### Written problem
Copy out all of the data below with no alterations.
-*-*-
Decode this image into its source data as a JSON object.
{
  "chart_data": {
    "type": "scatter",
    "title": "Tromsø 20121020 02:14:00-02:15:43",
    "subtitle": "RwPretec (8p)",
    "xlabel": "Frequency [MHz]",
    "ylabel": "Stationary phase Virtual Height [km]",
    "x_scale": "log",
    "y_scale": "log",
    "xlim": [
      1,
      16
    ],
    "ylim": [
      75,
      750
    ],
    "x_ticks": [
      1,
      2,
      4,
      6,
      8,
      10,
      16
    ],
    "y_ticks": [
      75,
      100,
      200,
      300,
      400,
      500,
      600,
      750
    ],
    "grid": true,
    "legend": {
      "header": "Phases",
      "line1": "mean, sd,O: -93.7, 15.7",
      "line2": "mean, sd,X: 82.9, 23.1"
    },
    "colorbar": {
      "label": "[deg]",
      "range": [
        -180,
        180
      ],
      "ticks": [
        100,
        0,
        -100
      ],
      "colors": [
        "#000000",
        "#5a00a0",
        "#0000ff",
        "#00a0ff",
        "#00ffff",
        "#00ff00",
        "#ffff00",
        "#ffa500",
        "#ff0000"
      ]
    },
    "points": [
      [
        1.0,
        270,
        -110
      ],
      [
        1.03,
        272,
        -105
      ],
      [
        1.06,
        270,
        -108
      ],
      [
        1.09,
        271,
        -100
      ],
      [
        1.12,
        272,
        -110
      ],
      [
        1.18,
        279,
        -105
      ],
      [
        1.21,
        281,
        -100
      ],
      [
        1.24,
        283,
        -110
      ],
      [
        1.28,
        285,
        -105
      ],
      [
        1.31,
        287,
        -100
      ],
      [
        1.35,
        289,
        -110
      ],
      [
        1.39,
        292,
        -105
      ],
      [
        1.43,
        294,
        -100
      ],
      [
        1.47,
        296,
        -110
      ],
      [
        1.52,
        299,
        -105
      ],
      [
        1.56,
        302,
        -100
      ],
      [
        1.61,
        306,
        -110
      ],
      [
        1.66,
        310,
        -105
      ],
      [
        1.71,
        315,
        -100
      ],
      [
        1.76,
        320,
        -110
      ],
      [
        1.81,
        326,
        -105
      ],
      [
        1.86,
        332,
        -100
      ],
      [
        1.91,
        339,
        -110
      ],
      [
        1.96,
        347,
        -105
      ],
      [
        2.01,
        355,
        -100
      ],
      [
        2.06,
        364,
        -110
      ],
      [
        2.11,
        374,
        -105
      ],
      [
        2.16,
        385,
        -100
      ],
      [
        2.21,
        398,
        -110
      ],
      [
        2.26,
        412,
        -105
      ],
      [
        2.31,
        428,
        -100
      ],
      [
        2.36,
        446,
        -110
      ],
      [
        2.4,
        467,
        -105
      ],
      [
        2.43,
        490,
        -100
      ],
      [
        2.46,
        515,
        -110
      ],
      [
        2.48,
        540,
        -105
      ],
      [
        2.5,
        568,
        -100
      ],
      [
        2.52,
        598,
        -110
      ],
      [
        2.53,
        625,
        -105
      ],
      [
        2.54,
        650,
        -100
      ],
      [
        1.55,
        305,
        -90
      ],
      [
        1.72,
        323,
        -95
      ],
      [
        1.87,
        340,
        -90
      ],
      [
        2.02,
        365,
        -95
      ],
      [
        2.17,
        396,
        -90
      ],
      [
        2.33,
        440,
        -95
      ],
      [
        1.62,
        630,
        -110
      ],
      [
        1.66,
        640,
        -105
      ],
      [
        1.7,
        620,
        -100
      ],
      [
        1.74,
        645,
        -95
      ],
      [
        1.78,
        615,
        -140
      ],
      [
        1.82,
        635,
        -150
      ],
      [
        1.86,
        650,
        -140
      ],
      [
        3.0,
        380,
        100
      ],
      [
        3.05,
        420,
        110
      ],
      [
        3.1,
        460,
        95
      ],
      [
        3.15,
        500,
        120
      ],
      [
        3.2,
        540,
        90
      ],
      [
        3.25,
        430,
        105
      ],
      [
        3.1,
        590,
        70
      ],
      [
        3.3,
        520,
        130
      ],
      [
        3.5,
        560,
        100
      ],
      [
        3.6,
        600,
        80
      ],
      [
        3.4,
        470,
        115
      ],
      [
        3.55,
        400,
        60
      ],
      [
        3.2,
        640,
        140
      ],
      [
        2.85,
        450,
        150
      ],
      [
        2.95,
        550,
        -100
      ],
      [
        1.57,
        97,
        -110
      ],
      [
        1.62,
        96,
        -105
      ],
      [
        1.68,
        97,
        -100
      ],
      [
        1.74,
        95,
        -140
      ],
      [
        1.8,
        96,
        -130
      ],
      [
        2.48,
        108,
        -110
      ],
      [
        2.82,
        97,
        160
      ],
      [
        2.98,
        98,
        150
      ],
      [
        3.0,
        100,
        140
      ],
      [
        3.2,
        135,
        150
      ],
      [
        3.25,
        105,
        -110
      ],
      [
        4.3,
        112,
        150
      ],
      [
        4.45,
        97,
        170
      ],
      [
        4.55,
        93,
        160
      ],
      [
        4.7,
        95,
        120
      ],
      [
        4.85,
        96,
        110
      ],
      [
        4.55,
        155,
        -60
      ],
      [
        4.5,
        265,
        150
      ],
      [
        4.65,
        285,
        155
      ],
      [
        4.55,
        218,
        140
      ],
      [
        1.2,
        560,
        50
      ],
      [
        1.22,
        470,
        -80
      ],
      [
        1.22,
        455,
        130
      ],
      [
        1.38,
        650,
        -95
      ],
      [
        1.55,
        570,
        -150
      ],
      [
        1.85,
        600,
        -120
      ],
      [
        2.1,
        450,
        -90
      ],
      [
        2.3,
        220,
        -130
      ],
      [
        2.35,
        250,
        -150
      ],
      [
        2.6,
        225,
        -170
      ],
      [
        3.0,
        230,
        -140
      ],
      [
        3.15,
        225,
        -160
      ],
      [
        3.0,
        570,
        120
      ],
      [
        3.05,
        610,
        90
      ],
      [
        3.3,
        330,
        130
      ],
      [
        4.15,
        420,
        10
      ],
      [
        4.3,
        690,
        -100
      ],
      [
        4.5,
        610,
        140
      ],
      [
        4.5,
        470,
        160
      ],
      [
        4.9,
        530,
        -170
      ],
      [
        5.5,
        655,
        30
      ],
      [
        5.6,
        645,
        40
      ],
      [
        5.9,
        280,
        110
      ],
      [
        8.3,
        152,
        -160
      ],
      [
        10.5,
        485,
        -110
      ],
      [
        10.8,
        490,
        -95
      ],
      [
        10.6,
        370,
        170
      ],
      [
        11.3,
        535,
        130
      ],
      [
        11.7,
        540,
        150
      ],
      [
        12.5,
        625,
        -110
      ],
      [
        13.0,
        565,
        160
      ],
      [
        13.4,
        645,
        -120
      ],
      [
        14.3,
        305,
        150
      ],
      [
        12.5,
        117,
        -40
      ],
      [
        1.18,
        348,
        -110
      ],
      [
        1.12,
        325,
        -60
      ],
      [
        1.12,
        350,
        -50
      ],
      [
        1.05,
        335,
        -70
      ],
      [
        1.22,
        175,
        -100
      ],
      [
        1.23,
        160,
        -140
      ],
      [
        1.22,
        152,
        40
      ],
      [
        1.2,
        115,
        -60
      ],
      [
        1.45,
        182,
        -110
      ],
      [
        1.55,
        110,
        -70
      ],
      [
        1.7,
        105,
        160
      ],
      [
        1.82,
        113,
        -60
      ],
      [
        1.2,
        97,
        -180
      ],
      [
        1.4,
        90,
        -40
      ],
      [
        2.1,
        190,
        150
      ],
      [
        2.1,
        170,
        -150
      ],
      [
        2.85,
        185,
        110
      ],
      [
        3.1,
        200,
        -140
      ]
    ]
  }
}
-*-*-
### The answer
Decode this image into its source data as a JSON object.
{
  "chart_data": {
    "type": "scatter",
    "title": "Tromsø 20121020 02:14:00-02:15:43",
    "subtitle": "RwPretec (8p)",
    "xlabel": "Frequency [MHz]",
    "ylabel": "Stationary phase Virtual Height [km]",
    "x_scale": "log",
    "y_scale": "log",
    "xlim": [
      1,
      16
    ],
    "ylim": [
      75,
      750
    ],
    "x_ticks": [
      1,
      2,
      4,
      6,
      8,
      10,
      16
    ],
    "y_ticks": [
      75,
      100,
      200,
      300,
      400,
      500,
      600,
      750
    ],
    "grid": true,
    "legend": {
      "header": "Phases",
      "line1": "mean, sd,O: -93.7, 15.7",
      "line2": "mean, sd,X: 82.9, 23.1"
    },
    "colorbar": {
      "label": "[deg]",
      "range": [
        -180,
        180
      ],
      "ticks": [
        100,
        0,
        -100
      ],
      "colors": [
        "#000000",
        "#5a00a0",
        "#0000ff",
        "#00a0ff",
        "#00ffff",
        "#00ff00",
        "#ffff00",
        "#ffa500",
        "#ff0000"
      ]
    },
    "points": [
      [
        1.0,
        270,
        -110
      ],
      [
        1.03,
        272,
        -105
      ],
      [
        1.06,
        270,
        -108
      ],
      [
        1.09,
        271,
        -100
      ],
      [
        1.12,
        272,
        -110
      ],
      [
        1.18,
        279,
        -105
      ],
      [
        1.21,
        281,
        -100
      ],
      [
        1.24,
        283,
        -110
      ],
      [
        1.28,
        285,
        -105
      ],
      [
        1.31,
        287,
        -100
      ],
      [
        1.35,
        289,
        -110
      ],
      [
        1.39,
        292,
        -105
      ],
      [
        1.43,
        294,
        -100
      ],
      [
        1.47,
        296,
        -110
      ],
      [
        1.52,
        299,
        -105
      ],
      [
        1.56,
        302,
        -100
      ],
      [
        1.61,
        306,
        -110
      ],
      [
        1.66,
        310,
        -105
      ],
      [
        1.71,
        315,
        -100
      ],
      [
        1.76,
        320,
        -110
      ],
      [
        1.81,
        326,
        -105
      ],
      [
        1.86,
        332,
        -100
      ],
      [
        1.91,
        339,
        -110
      ],
      [
        1.96,
        347,
        -105
      ],
      [
        2.01,
        355,
        -100
      ],
      [
        2.06,
        364,
        -110
      ],
      [
        2.11,
        374,
        -105
      ],
      [
        2.16,
        385,
        -100
      ],
      [
        2.21,
        398,
        -110
      ],
      [
        2.26,
        412,
        -105
      ],
      [
        2.31,
        428,
        -100
      ],
      [
        2.36,
        446,
        -110
      ],
      [
        2.4,
        467,
        -105
      ],
      [
        2.43,
        490,
        -100
      ],
      [
        2.46,
        515,
        -110
      ],
      [
        2.48,
        540,
        -105
      ],
      [
        2.5,
        568,
        -100
      ],
      [
        2.52,
        598,
        -110
      ],
      [
        2.53,
        625,
        -105
      ],
      [
        2.54,
        650,
        -100
      ],
      [
        1.55,
        305,
        -90
      ],
      [
        1.72,
        323,
        -95
      ],
      [
        1.87,
        340,
        -90
      ],
      [
        2.02,
        365,
        -95
      ],
      [
        2.17,
        396,
        -90
      ],
      [
        2.33,
        440,
        -95
      ],
      [
        1.62,
        630,
        -110
      ],
      [
        1.66,
        640,
        -105
      ],
      [
        1.7,
        620,
        -100
      ],
      [
        1.74,
        645,
        -95
      ],
      [
        1.78,
        615,
        -140
      ],
      [
        1.82,
        635,
        -150
      ],
      [
        1.86,
        650,
        -140
      ],
      [
        3.0,
        380,
        100
      ],
      [
        3.05,
        420,
        110
      ],
      [
        3.1,
        460,
        95
      ],
      [
        3.15,
        500,
        120
      ],
      [
        3.2,
        540,
        90
      ],
      [
        3.25,
        430,
        105
      ],
      [
        3.1,
        590,
        70
      ],
      [
        3.3,
        520,
        130
      ],
      [
        3.5,
        560,
        100
      ],
      [
        3.6,
        600,
        80
      ],
      [
        3.4,
        470,
        115
      ],
      [
        3.55,
        400,
        60
      ],
      [
        3.2,
        640,
        140
      ],
      [
        2.85,
        450,
        150
      ],
      [
        2.95,
        550,
        -100
      ],
      [
        1.57,
        97,
        -110
      ],
      [
        1.62,
        96,
        -105
      ],
      [
        1.68,
        97,
        -100
      ],
      [
        1.74,
        95,
        -140
      ],
      [
        1.8,
        96,
        -130
      ],
      [
        2.48,
        108,
        -110
      ],
      [
        2.82,
        97,
        160
      ],
      [
        2.98,
        98,
        150
      ],
      [
        3.0,
        100,
        140
      ],
      [
        3.2,
        135,
        150
      ],
      [
        3.25,
        105,
        -110
      ],
      [
        4.3,
        112,
        150
      ],
      [
        4.45,
        97,
        170
      ],
      [
        4.55,
        93,
        160
      ],
      [
        4.7,
        95,
        120
      ],
      [
        4.85,
        96,
        110
      ],
      [
        4.55,
        155,
        -60
      ],
      [
        4.5,
        265,
        150
      ],
      [
        4.65,
        285,
        155
      ],
      [
        4.55,
        218,
        140
      ],
      [
        1.2,
        560,
        50
      ],
      [
        1.22,
        470,
        -80
      ],
      [
        1.22,
        455,
        130
      ],
      [
        1.38,
        650,
        -95
      ],
      [
        1.55,
        570,
        -150
      ],
      [
        1.85,
        600,
        -120
      ],
      [
        2.1,
        450,
        -90
      ],
      [
        2.3,
        220,
        -130
      ],
      [
        2.35,
        250,
        -150
      ],
      [
        2.6,
        225,
        -170
      ],
      [
        3.0,
        230,
        -140
      ],
      [
        3.15,
        225,
        -160
      ],
      [
        3.0,
        570,
        120
      ],
      [
        3.05,
        610,
        90
      ],
      [
        3.3,
        330,
        130
      ],
      [
        4.15,
        420,
        10
      ],
      [
        4.3,
        690,
        -100
      ],
      [
        4.5,
        610,
        140
      ],
      [
        4.5,
        470,
        160
      ],
      [
        4.9,
        530,
        -170
      ],
      [
        5.5,
        655,
        30
      ],
      [
        5.6,
        645,
        40
      ],
      [
        5.9,
        280,
        110
      ],
      [
        8.3,
        152,
        -160
      ],
      [
        10.5,
        485,
        -110
      ],
      [
        10.8,
        490,
        -95
      ],
      [
        10.6,
        370,
        170
      ],
      [
        11.3,
        535,
        130
      ],
      [
        11.7,
        540,
        150
      ],
      [
        12.5,
        625,
        -110
      ],
      [
        13.0,
        565,
        160
      ],
      [
        13.4,
        645,
        -120
      ],
      [
        14.3,
        305,
        150
      ],
      [
        12.5,
        117,
        -40
      ],
      [
        1.18,
        348,
        -110
      ],
      [
        1.12,
        325,
        -60
      ],
      [
        1.12,
        350,
        -50
      ],
      [
        1.05,
        335,
        -70
      ],
      [
        1.22,
        175,
        -100
      ],
      [
        1.23,
        160,
        -140
      ],
      [
        1.22,
        152,
        40
      ],
      [
        1.2,
        115,
        -60
      ],
      [
        1.45,
        182,
        -110
      ],
      [
        1.55,
        110,
        -70
      ],
      [
        1.7,
        105,
        160
      ],
      [
        1.82,
        113,
        -60
      ],
      [
        1.2,
        97,
        -180
      ],
      [
        1.4,
        90,
        -40
      ],
      [
        2.1,
        190,
        150
      ],
      [
        2.1,
        170,
        -150
      ],
      [
        2.85,
        185,
        110
      ],
      [
        3.1,
        200,
        -140
      ]
    ]
  }
}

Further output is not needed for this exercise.